+++ Information supplied

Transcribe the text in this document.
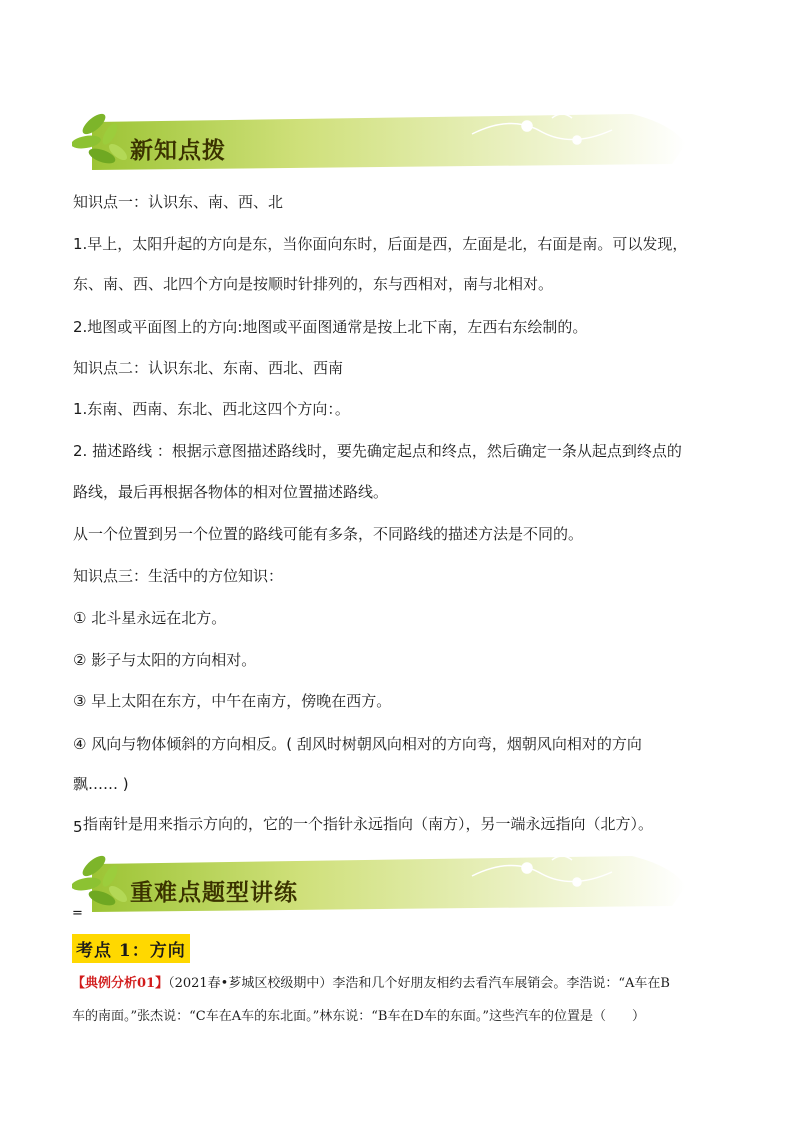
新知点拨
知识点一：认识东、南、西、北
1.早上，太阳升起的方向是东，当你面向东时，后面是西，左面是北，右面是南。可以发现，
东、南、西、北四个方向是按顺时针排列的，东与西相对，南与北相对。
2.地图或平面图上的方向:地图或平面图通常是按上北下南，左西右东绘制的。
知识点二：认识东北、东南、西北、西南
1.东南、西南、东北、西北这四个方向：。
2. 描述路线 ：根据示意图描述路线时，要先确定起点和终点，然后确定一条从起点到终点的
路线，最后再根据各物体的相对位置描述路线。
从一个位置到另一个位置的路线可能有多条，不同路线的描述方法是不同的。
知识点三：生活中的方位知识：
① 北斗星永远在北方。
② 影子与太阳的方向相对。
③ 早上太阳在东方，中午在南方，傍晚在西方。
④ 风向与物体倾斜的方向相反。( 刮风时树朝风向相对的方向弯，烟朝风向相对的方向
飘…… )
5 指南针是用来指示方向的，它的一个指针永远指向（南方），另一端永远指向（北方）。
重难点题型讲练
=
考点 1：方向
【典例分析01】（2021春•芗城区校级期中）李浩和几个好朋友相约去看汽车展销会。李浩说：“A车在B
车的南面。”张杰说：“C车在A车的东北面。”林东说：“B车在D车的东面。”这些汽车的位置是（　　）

++++++
+++ Information supplied

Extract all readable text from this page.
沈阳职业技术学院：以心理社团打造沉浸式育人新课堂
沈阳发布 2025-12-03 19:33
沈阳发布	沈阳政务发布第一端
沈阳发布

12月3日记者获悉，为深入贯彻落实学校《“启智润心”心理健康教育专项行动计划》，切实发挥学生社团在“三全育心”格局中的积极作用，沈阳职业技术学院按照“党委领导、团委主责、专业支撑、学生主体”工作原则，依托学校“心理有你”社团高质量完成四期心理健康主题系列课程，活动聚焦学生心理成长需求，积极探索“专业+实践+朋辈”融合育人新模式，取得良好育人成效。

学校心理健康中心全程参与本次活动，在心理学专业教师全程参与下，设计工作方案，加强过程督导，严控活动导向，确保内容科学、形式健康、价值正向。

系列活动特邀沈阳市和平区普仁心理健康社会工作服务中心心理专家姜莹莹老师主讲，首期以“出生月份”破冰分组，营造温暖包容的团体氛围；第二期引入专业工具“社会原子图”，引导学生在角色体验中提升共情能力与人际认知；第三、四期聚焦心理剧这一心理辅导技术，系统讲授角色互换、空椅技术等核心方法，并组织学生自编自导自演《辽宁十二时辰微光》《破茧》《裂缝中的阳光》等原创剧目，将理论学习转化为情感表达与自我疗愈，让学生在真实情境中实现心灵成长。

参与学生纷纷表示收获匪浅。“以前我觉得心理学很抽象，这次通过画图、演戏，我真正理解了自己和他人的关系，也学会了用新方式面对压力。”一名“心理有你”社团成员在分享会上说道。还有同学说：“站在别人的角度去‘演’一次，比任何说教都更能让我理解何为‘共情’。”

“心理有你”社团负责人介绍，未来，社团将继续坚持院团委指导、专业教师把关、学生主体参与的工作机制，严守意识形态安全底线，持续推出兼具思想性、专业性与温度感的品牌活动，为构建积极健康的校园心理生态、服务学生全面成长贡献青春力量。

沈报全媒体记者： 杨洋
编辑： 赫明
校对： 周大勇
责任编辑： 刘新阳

++++++

- What is needed:
From the listing above, return each line with the word "text".

- Final result:
Transcribe the text in this document.
Extract all readable text from this page.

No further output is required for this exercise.